Make a verbatim copy of the entries below; pictures stay out.

|---|

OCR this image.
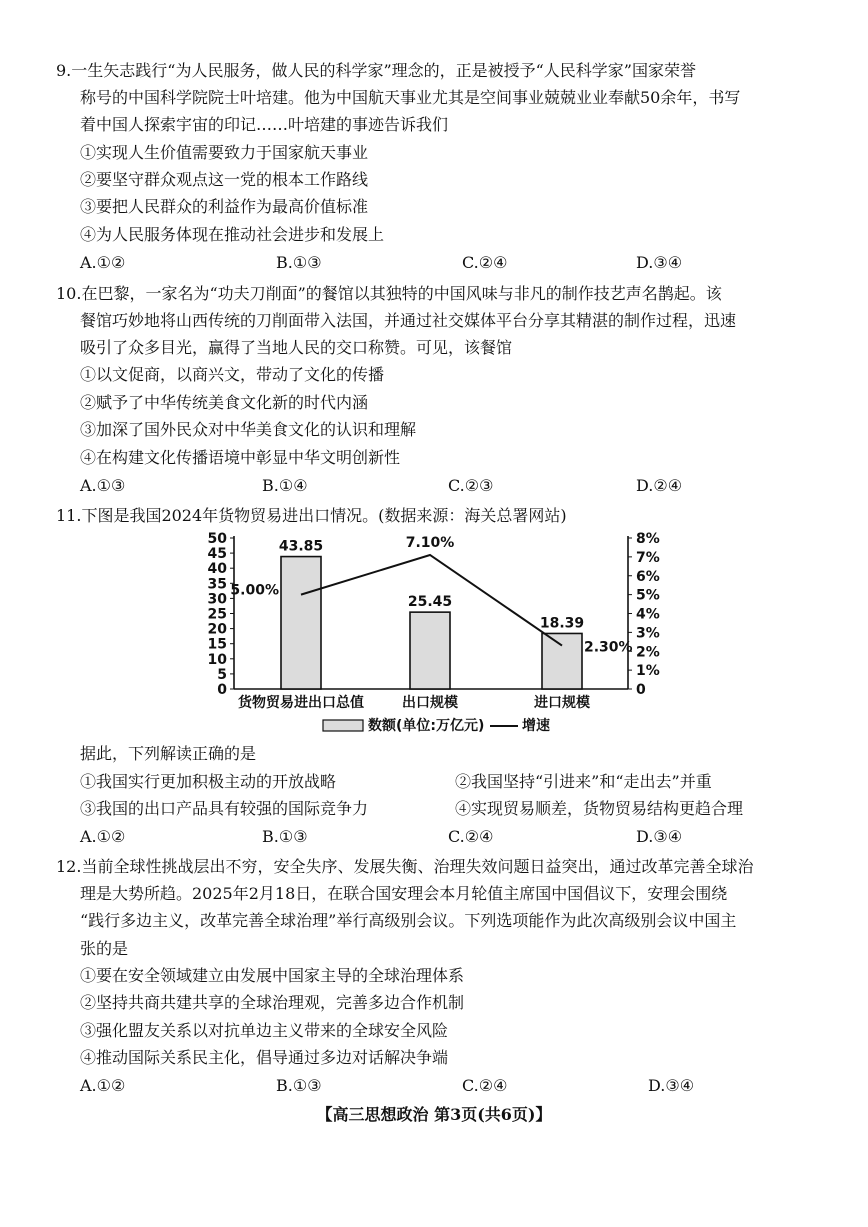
9.一生矢志践行“为人民服务，做人民的科学家”理念的，正是被授予“人民科学家”国家荣誉
称号的中国科学院院士叶培建。他为中国航天事业尤其是空间事业兢兢业业奉献50余年，书写
着中国人探索宇宙的印记……叶培建的事迹告诉我们
①实现人生价值需要致力于国家航天事业
②要坚守群众观点这一党的根本工作路线
③要把人民群众的利益作为最高价值标准
④为人民服务体现在推动社会进步和发展上
A.①②	B.①③	C.②④	D.③④
10.在巴黎，一家名为“功夫刀削面”的餐馆以其独特的中国风味与非凡的制作技艺声名鹊起。该
餐馆巧妙地将山西传统的刀削面带入法国，并通过社交媒体平台分享其精湛的制作过程，迅速
吸引了众多目光，赢得了当地人民的交口称赞。可见，该餐馆
①以文促商，以商兴文，带动了文化的传播
②赋予了中华传统美食文化新的时代内涵
③加深了国外民众对中华美食文化的认识和理解
④在构建文化传播语境中彰显中华文明创新性
A.①③	B.①④	C.②③	D.②④
11.下图是我国2024年货物贸易进出口情况。(数据来源：海关总署网站)
0
5
10
15
20
25
30
35
40
45
50
0
1%
2%
3%
4%
5%
6%
7%
8%
43.85
25.45
18.39
货物贸易进出口总值	出口规模	进口规模
5.00%
7.10%
2.30%
数额(单位:万亿元)	增速
据此，下列解读正确的是
①我国实行更加积极主动的开放战略	②我国坚持“引进来”和“走出去”并重
③我国的出口产品具有较强的国际竞争力	④实现贸易顺差，货物贸易结构更趋合理
A.①②	B.①③	C.②④	D.③④
12.当前全球性挑战层出不穷，安全失序、发展失衡、治理失效问题日益突出，通过改革完善全球治
理是大势所趋。2025年2月18日，在联合国安理会本月轮值主席国中国倡议下，安理会围绕
“践行多边主义，改革完善全球治理”举行高级别会议。下列选项能作为此次高级别会议中国主
张的是
①要在安全领域建立由发展中国家主导的全球治理体系
②坚持共商共建共享的全球治理观，完善多边合作机制
③强化盟友关系以对抗单边主义带来的全球安全风险
④推动国际关系民主化，倡导通过多边对话解决争端
A.①②	B.①③	C.②④	D.③④
【高三思想政治 第3页(共6页)】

|---|

- Written reply:
OCR this image.
9.一生矢志践行“为人民服务，做人民的科学家”理念的，正是被授予“人民科学家”国家荣誉
称号的中国科学院院士叶培建。他为中国航天事业尤其是空间事业兢兢业业奉献50余年，书写
着中国人探索宇宙的印记……叶培建的事迹告诉我们
①实现人生价值需要致力于国家航天事业
②要坚守群众观点这一党的根本工作路线
③要把人民群众的利益作为最高价值标准
④为人民服务体现在推动社会进步和发展上
A.①②	B.①③	C.②④	D.③④
10.在巴黎，一家名为“功夫刀削面”的餐馆以其独特的中国风味与非凡的制作技艺声名鹊起。该
餐馆巧妙地将山西传统的刀削面带入法国，并通过社交媒体平台分享其精湛的制作过程，迅速
吸引了众多目光，赢得了当地人民的交口称赞。可见，该餐馆
①以文促商，以商兴文，带动了文化的传播
②赋予了中华传统美食文化新的时代内涵
③加深了国外民众对中华美食文化的认识和理解
④在构建文化传播语境中彰显中华文明创新性
A.①③	B.①④	C.②③	D.②④
11.下图是我国2024年货物贸易进出口情况。(数据来源：海关总署网站)
0
5
10
15
20
25
30
35
40
45
50
0
1%
2%
3%
4%
5%
6%
7%
8%
43.85
25.45
18.39
货物贸易进出口总值	出口规模	进口规模
5.00%
7.10%
2.30%
数额(单位:万亿元)	增速
据此，下列解读正确的是
①我国实行更加积极主动的开放战略	②我国坚持“引进来”和“走出去”并重
③我国的出口产品具有较强的国际竞争力	④实现贸易顺差，货物贸易结构更趋合理
A.①②	B.①③	C.②④	D.③④
12.当前全球性挑战层出不穷，安全失序、发展失衡、治理失效问题日益突出，通过改革完善全球治
理是大势所趋。2025年2月18日，在联合国安理会本月轮值主席国中国倡议下，安理会围绕
“践行多边主义，改革完善全球治理”举行高级别会议。下列选项能作为此次高级别会议中国主
张的是
①要在安全领域建立由发展中国家主导的全球治理体系
②坚持共商共建共享的全球治理观，完善多边合作机制
③强化盟友关系以对抗单边主义带来的全球安全风险
④推动国际关系民主化，倡导通过多边对话解决争端
A.①②	B.①③	C.②④	D.③④
【高三思想政治 第3页(共6页)】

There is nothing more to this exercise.